- _WRITTEN TASK_
Collect each line containing "this".

**** SOURCE DATA ****

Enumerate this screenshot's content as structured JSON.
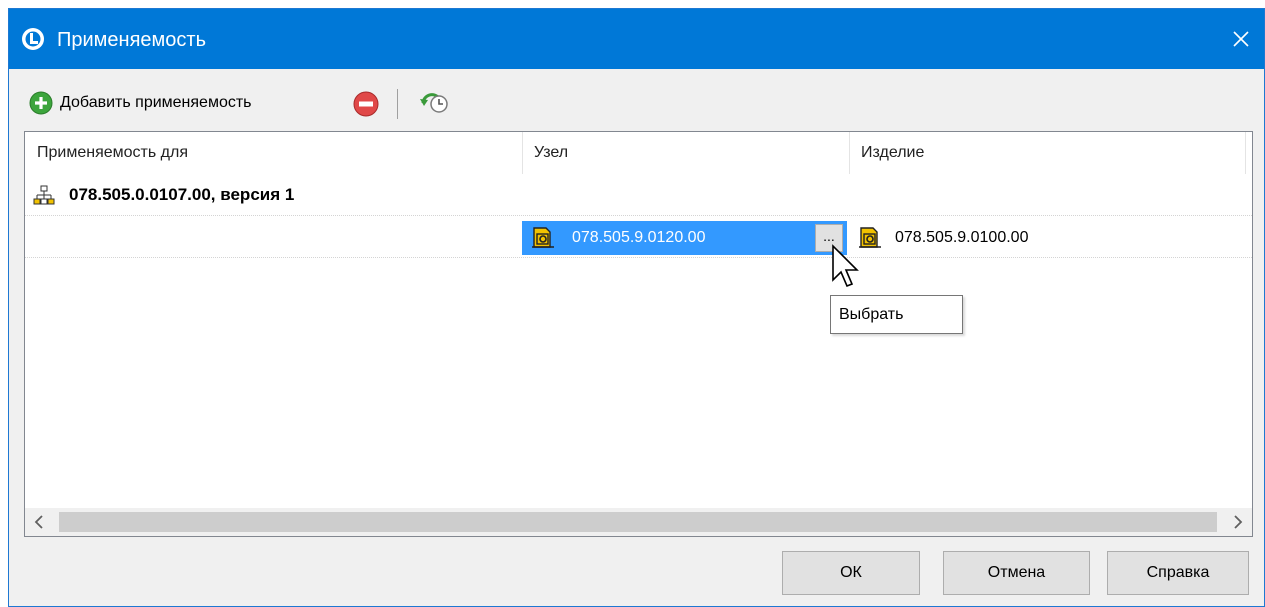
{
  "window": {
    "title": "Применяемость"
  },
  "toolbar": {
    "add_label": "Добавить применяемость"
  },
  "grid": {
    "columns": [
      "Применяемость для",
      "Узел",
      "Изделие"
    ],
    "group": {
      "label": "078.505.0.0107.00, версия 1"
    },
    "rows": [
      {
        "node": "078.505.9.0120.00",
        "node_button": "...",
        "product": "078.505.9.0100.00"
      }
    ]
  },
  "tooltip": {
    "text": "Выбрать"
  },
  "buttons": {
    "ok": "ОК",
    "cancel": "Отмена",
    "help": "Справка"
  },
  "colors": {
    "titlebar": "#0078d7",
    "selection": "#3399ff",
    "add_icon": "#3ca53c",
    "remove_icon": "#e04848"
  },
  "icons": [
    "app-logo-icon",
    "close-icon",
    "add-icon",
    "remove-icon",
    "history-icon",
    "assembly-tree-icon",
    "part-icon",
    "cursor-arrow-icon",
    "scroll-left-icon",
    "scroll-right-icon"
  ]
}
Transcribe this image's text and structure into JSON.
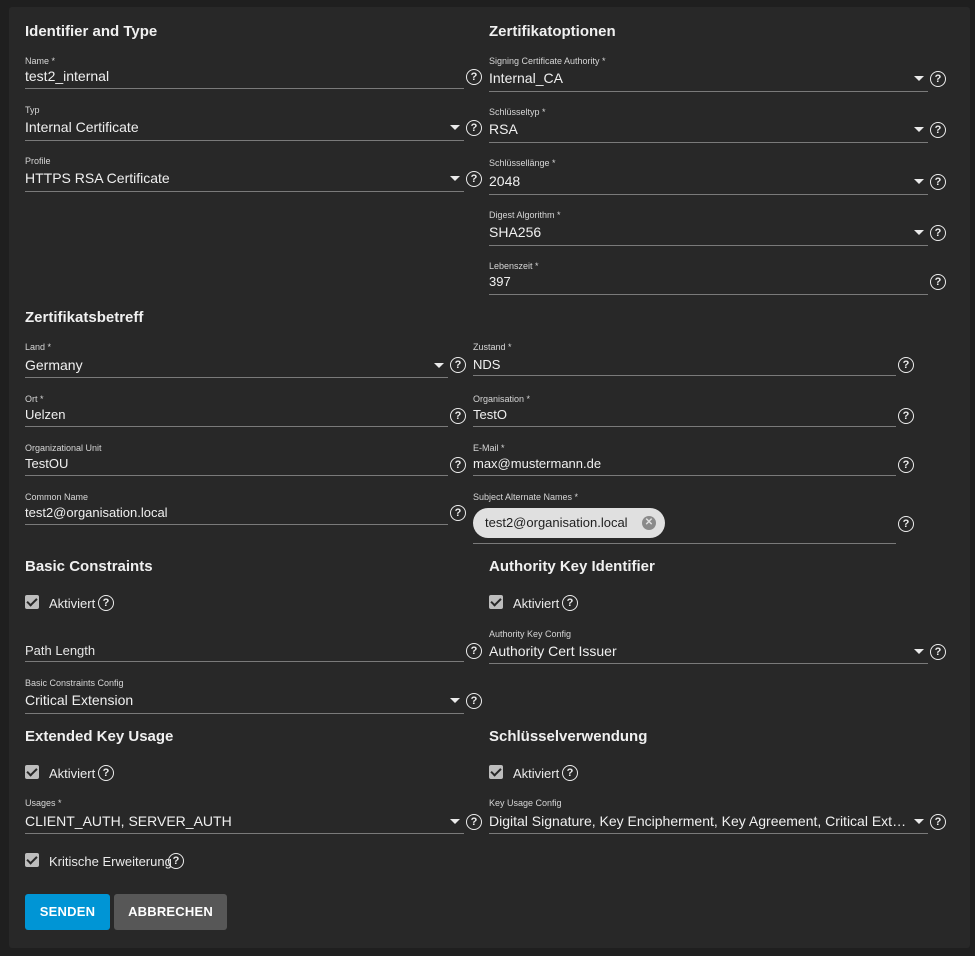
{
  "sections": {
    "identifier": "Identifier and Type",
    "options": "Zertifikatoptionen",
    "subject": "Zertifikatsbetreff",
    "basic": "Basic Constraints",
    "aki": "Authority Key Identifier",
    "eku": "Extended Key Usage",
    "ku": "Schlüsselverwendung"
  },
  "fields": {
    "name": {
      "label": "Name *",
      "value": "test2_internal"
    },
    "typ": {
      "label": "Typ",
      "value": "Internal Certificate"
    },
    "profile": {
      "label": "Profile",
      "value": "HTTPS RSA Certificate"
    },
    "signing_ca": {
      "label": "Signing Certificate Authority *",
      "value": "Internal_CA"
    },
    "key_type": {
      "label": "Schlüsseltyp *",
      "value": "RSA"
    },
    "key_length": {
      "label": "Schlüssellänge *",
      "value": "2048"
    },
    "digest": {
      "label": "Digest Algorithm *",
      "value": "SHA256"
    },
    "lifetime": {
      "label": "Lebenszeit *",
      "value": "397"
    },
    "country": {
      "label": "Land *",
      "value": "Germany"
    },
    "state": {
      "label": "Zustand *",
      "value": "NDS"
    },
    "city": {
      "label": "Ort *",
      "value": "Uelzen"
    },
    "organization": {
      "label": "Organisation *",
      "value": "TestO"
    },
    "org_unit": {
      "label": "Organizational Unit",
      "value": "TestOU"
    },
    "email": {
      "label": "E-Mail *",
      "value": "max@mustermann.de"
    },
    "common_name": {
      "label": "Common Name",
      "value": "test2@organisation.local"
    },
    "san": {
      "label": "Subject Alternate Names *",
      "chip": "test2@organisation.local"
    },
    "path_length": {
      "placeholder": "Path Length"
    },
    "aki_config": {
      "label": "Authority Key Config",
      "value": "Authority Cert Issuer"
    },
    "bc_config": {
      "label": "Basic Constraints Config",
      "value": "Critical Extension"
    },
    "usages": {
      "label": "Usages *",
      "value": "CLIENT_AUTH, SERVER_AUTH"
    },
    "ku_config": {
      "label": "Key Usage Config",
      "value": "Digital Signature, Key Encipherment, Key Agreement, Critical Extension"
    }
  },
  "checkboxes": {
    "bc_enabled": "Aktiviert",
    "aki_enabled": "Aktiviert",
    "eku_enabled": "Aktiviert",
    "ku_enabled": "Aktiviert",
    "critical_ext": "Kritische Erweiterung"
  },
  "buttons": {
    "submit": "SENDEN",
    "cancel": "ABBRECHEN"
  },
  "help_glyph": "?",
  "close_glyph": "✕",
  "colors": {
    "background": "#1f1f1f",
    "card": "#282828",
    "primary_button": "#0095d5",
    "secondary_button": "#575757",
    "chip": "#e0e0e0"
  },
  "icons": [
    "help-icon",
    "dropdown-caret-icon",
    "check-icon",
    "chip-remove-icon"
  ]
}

****
**** SOURCE DATA ****

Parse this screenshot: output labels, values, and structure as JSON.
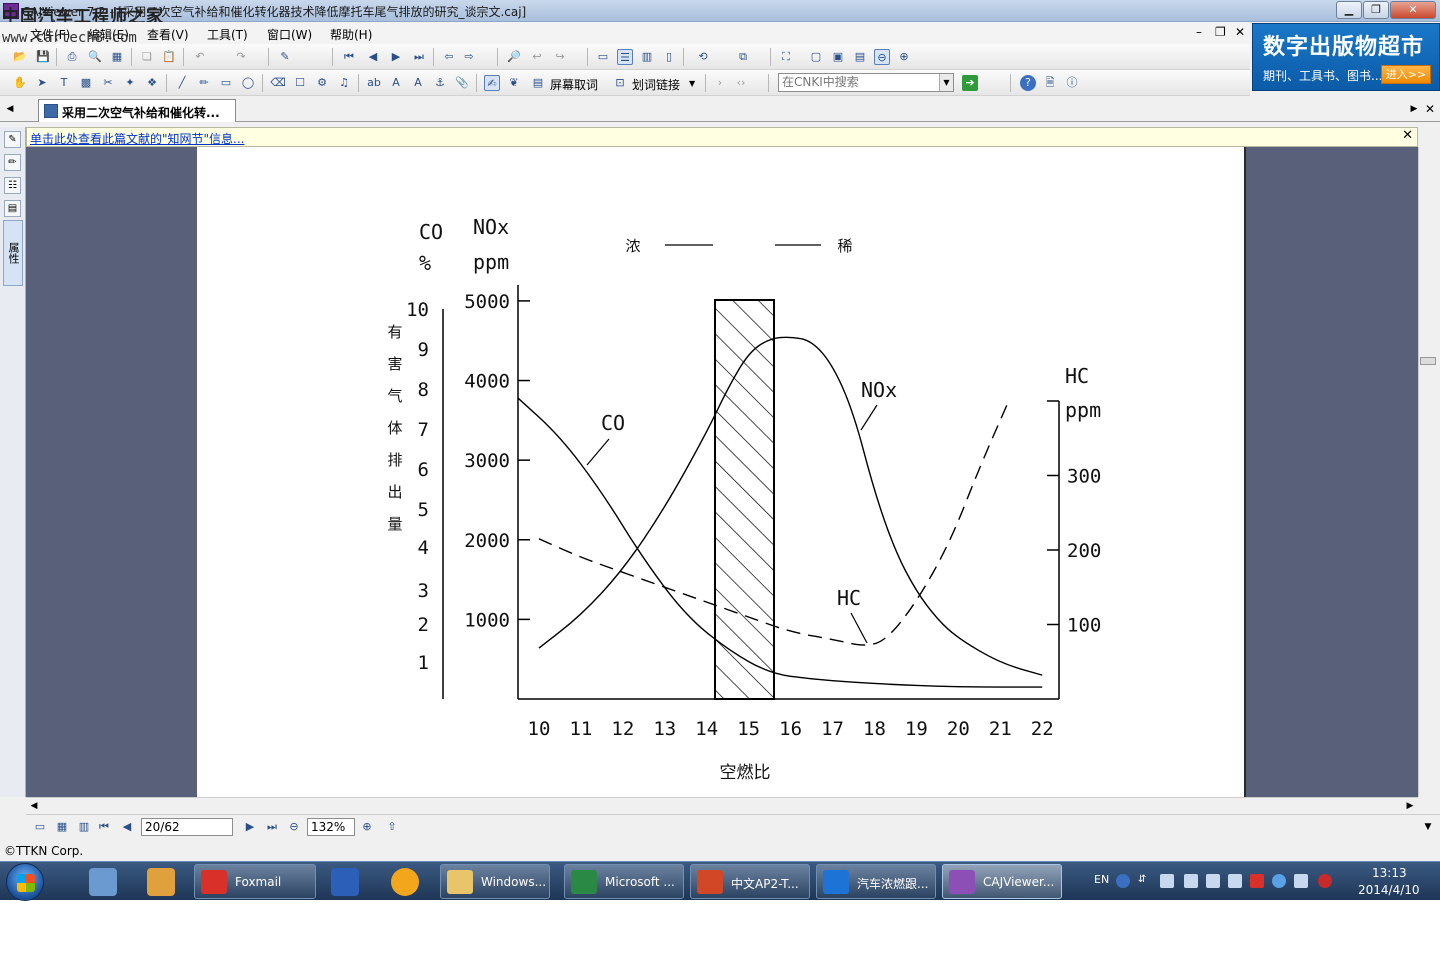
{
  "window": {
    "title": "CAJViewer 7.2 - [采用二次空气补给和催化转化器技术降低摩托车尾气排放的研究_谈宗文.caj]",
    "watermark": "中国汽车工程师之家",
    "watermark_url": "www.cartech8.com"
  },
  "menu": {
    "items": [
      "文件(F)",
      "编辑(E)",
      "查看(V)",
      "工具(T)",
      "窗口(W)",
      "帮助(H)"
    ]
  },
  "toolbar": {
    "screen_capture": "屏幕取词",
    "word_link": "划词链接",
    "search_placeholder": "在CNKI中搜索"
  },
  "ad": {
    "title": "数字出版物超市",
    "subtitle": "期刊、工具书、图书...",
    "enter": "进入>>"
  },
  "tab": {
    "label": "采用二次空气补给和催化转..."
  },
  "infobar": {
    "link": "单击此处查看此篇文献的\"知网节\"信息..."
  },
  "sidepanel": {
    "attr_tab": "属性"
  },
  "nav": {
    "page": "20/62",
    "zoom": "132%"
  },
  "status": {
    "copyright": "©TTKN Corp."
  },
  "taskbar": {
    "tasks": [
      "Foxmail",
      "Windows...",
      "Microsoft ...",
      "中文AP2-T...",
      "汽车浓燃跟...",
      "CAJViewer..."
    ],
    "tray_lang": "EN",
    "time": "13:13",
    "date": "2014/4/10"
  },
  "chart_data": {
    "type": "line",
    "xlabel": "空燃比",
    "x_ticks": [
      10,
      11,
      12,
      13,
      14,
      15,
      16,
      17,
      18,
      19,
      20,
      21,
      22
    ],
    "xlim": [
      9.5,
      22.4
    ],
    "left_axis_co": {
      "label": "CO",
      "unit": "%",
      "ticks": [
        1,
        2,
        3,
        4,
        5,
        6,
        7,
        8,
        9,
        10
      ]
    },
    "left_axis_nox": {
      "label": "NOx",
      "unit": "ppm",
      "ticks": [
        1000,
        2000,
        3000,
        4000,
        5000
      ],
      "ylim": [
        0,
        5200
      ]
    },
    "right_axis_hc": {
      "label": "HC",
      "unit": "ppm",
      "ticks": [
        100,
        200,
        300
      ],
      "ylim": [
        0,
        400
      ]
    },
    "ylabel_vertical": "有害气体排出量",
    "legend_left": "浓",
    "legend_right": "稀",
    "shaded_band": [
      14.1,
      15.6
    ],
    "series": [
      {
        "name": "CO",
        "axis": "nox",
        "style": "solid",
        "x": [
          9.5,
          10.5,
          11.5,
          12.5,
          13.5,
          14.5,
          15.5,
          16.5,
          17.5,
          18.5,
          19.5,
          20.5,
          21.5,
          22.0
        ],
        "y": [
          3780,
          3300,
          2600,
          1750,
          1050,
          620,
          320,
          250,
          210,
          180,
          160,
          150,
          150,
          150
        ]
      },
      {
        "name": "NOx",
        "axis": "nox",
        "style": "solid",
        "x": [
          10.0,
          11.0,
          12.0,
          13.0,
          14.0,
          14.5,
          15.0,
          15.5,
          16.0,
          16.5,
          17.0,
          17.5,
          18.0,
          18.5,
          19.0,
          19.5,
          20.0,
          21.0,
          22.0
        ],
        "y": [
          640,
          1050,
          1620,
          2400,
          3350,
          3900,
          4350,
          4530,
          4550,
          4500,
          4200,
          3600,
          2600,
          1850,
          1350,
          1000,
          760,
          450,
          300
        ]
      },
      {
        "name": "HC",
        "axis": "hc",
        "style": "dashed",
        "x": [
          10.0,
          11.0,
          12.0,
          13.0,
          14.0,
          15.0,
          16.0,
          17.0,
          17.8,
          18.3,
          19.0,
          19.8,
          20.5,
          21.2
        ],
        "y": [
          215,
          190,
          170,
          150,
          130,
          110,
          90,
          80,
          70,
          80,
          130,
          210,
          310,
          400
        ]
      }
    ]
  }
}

****

- _SOLUTION BELOW_
Enumerate this screenshot's content as structured JSON.
Transcribe this image's text and structure into JSON.
Parse this screenshot: output labels, values, and structure as JSON.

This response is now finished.